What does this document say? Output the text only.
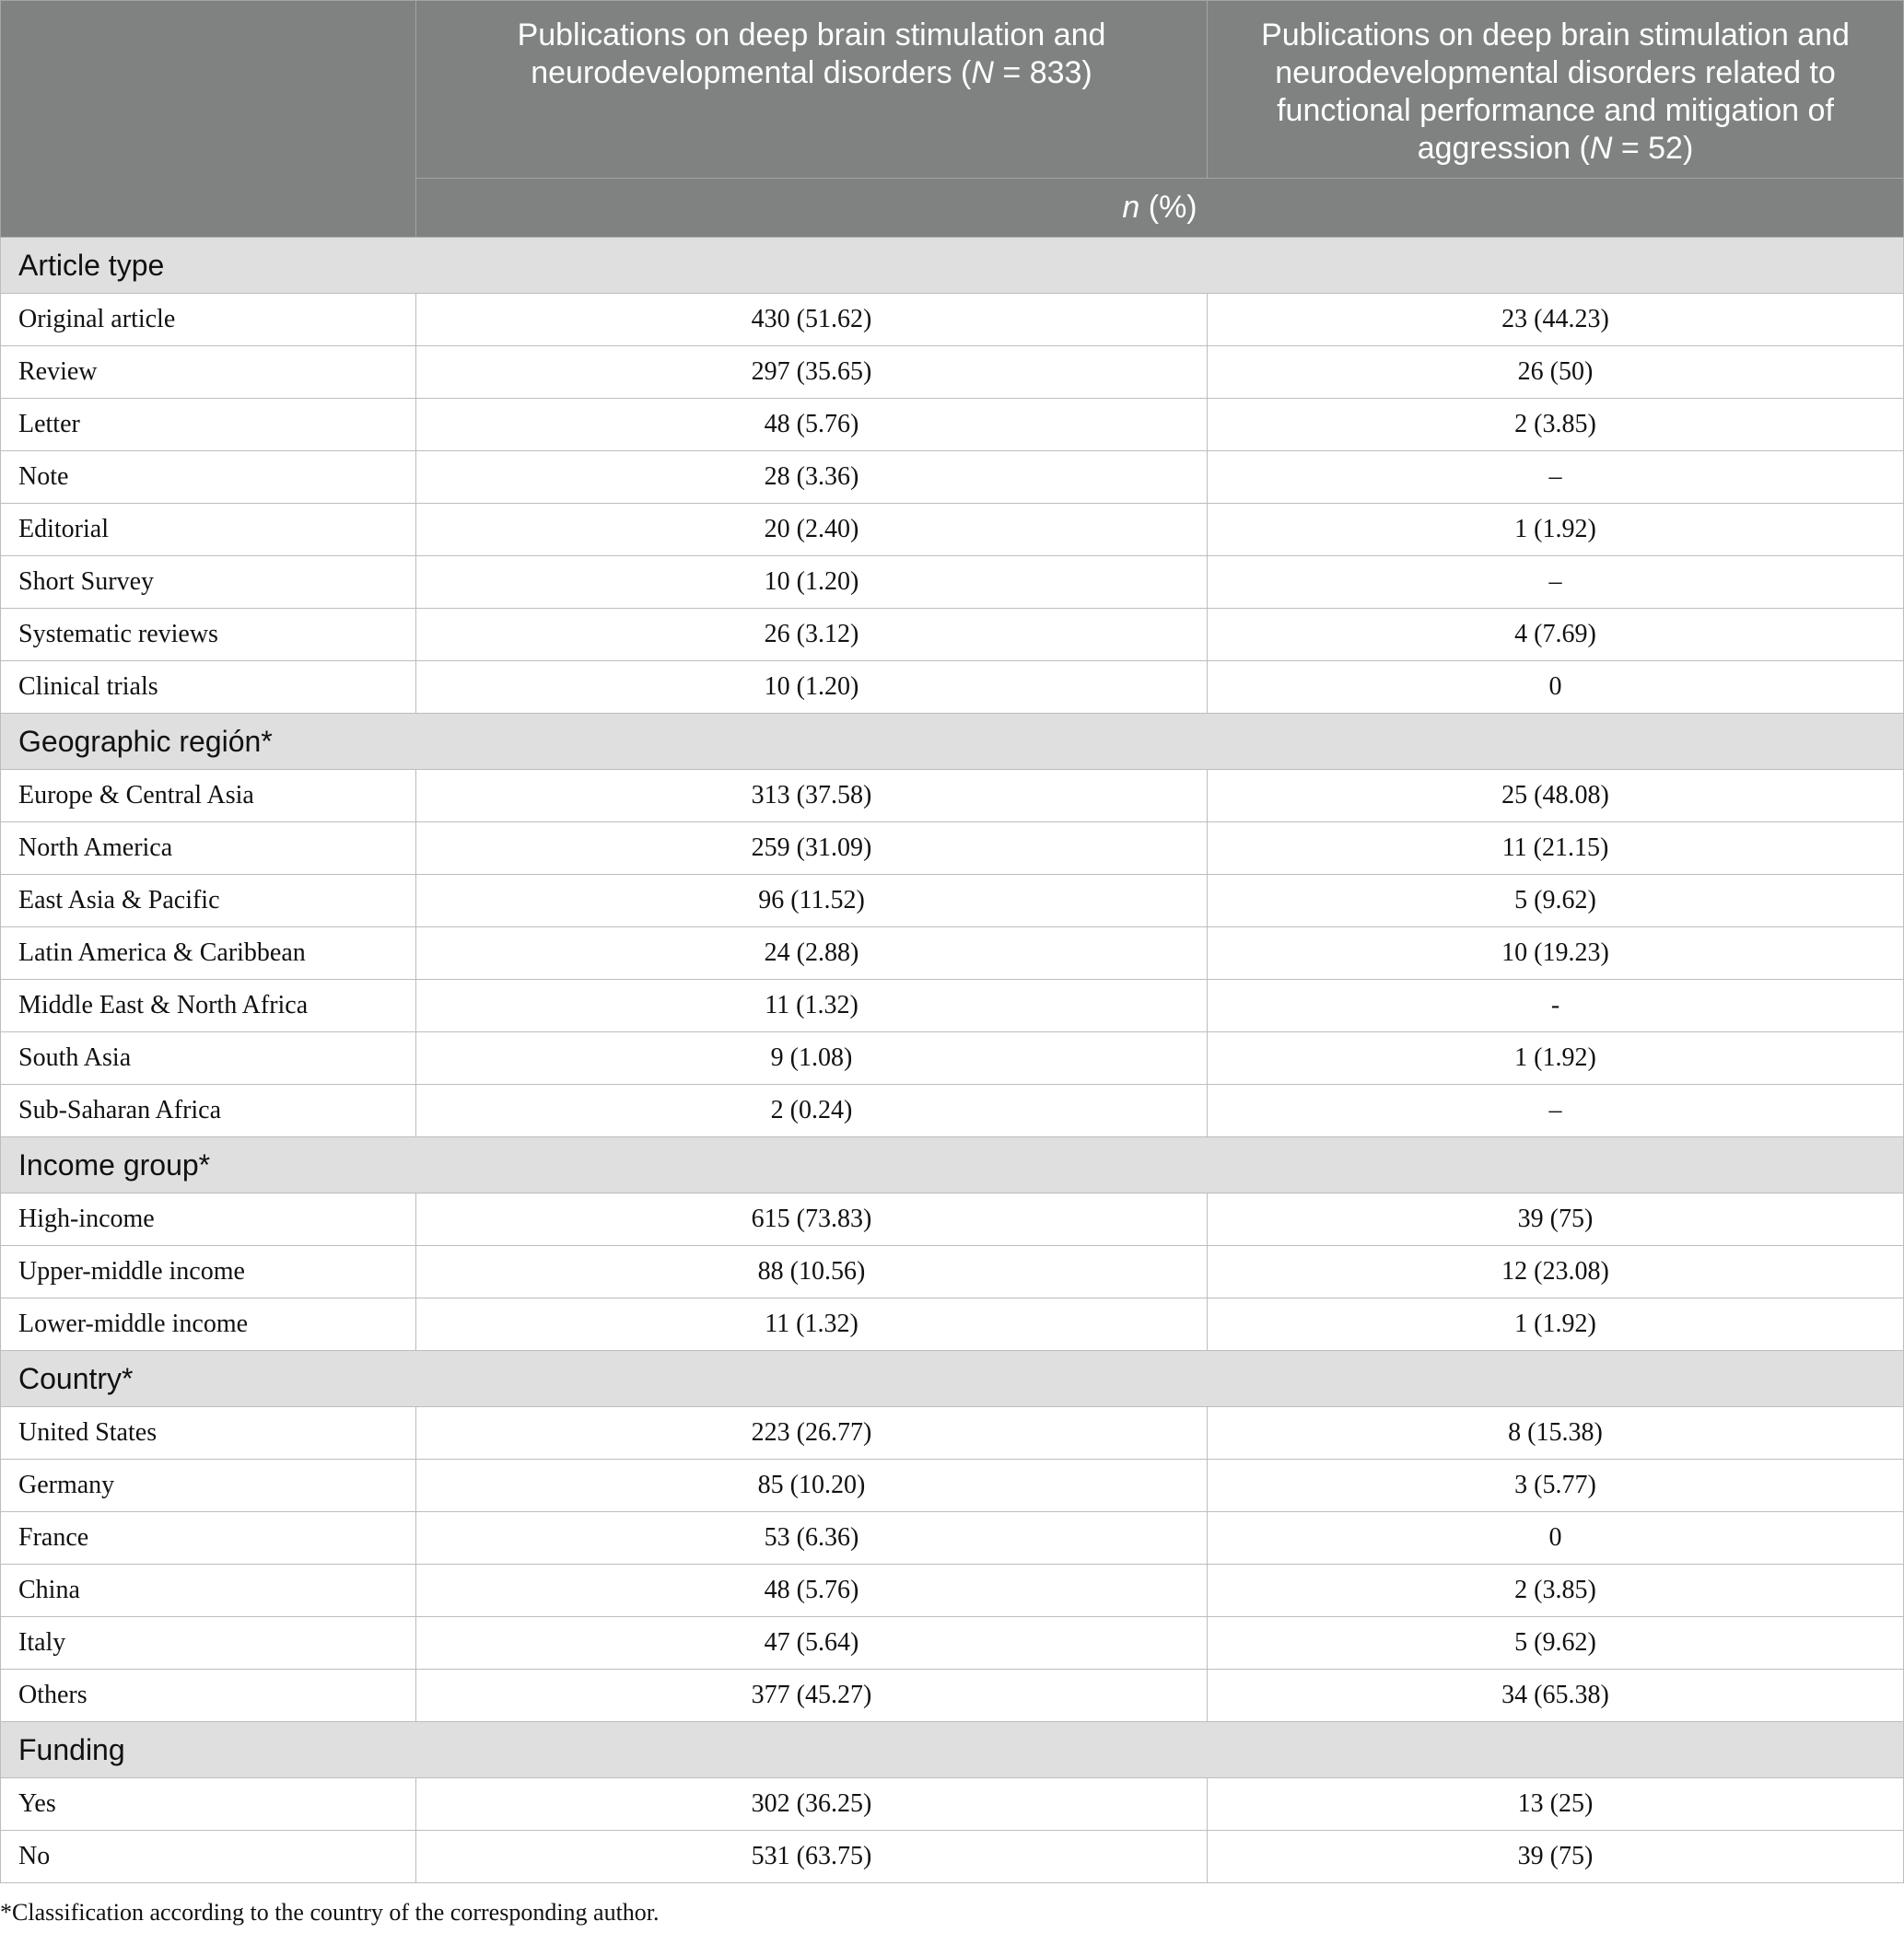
	Publications on deep brain stimulation and neurodevelopmental disorders (N = 833)	Publications on deep brain stimulation and neurodevelopmental disorders related to functional performance and mitigation of aggression (N = 52)

	n (%)	
Article type		
Original article	430 (51.62)	23 (44.23)
Review	297 (35.65)	26 (50)
Letter	48 (5.76)	2 (3.85)
Note	28 (3.36)	–
Editorial	20 (2.40)	1 (1.92)
Short Survey	10 (1.20)	–
Systematic reviews	26 (3.12)	4 (7.69)
Clinical trials	10 (1.20)	0
Geographic región*		
Europe & Central Asia	313 (37.58)	25 (48.08)
North America	259 (31.09)	11 (21.15)
East Asia & Pacific	96 (11.52)	5 (9.62)
Latin America & Caribbean	24 (2.88)	10 (19.23)
Middle East & North Africa	11 (1.32)	-
South Asia	9 (1.08)	1 (1.92)
Sub-Saharan Africa	2 (0.24)	–
Income group*		
High-income	615 (73.83)	39 (75)
Upper-middle income	88 (10.56)	12 (23.08)
Lower-middle income	11 (1.32)	1 (1.92)
Country*		
United States	223 (26.77)	8 (15.38)
Germany	85 (10.20)	3 (5.77)
France	53 (6.36)	0
China	48 (5.76)	2 (3.85)
Italy	47 (5.64)	5 (9.62)
Others	377 (45.27)	34 (65.38)
Funding		
Yes	302 (36.25)	13 (25)
No	531 (63.75)	39 (75)
*Classification according to the country of the corresponding author.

══════════════════════════════

List every line above containing the word "North".

North America	259 (31.09)	11 (21.15)
Middle East & North Africa	11 (1.32)	-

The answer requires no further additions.